» Given exercise:
List each line of the data in which the string "还能忠心侍奉我吗" appears.
═══ Extracted records ═══
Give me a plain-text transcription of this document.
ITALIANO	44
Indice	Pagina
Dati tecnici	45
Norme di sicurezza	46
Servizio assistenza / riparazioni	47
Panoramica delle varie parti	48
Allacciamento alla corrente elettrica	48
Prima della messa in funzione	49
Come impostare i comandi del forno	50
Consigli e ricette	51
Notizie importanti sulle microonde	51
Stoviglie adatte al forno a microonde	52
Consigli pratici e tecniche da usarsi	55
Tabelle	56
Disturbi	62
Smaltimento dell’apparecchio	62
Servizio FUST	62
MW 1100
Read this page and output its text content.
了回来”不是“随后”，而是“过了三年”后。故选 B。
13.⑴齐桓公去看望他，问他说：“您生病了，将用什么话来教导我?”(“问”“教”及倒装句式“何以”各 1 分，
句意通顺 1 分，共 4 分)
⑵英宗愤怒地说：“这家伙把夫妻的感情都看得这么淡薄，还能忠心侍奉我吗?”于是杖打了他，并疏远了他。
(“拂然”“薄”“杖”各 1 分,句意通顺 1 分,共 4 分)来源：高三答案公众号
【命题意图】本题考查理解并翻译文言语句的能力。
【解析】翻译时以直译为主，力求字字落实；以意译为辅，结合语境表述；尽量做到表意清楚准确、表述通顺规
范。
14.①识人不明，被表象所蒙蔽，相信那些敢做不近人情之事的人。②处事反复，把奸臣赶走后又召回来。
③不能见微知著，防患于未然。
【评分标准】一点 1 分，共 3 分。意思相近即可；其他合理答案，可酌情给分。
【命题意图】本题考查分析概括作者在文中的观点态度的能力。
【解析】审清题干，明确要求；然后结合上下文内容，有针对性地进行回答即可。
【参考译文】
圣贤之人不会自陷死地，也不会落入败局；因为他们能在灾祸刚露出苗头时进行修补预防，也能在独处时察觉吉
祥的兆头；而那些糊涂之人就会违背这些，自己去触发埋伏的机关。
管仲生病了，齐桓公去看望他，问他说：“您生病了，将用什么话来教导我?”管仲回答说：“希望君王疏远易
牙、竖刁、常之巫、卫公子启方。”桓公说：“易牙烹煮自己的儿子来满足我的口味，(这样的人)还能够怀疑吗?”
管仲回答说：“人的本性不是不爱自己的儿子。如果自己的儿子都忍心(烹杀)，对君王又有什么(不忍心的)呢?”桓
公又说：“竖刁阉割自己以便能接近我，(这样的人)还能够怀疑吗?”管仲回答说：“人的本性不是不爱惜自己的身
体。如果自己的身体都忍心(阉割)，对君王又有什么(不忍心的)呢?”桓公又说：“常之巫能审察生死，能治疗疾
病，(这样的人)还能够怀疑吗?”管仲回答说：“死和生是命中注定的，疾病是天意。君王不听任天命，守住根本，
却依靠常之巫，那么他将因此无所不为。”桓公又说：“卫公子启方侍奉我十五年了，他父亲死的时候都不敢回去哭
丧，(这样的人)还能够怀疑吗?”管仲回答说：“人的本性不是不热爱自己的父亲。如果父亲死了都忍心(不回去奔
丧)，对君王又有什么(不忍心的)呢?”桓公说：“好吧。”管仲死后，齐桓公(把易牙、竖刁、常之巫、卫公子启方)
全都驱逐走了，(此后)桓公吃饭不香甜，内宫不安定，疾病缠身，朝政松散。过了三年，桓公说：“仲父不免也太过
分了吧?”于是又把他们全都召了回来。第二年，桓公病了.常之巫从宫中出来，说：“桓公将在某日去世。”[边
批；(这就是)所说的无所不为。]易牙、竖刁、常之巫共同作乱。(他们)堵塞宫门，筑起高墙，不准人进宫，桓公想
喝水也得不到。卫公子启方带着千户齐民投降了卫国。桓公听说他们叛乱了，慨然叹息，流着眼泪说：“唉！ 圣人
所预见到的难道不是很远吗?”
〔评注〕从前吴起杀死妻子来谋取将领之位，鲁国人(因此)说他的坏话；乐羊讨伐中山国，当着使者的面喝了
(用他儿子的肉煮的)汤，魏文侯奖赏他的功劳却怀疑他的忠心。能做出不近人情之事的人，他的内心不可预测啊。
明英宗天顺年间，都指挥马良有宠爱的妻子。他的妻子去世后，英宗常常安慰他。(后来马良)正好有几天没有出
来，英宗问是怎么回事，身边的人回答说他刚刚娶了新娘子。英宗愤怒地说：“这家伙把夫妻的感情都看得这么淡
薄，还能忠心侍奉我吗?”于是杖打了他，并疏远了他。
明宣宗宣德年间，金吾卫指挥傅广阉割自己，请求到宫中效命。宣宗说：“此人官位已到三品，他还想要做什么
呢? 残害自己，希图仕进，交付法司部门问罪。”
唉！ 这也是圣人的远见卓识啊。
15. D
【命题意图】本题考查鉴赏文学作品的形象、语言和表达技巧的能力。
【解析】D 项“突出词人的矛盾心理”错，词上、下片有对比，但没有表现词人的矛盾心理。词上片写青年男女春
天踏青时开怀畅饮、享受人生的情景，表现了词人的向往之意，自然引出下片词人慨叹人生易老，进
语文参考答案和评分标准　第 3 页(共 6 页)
═══
» Result for this exercise:
⑵英宗愤怒地说：“这家伙把夫妻的感情都看得这么淡薄，还能忠心侍奉我吗?”于是杖打了他，并疏远了他。
薄，还能忠心侍奉我吗?”于是杖打了他，并疏远了他。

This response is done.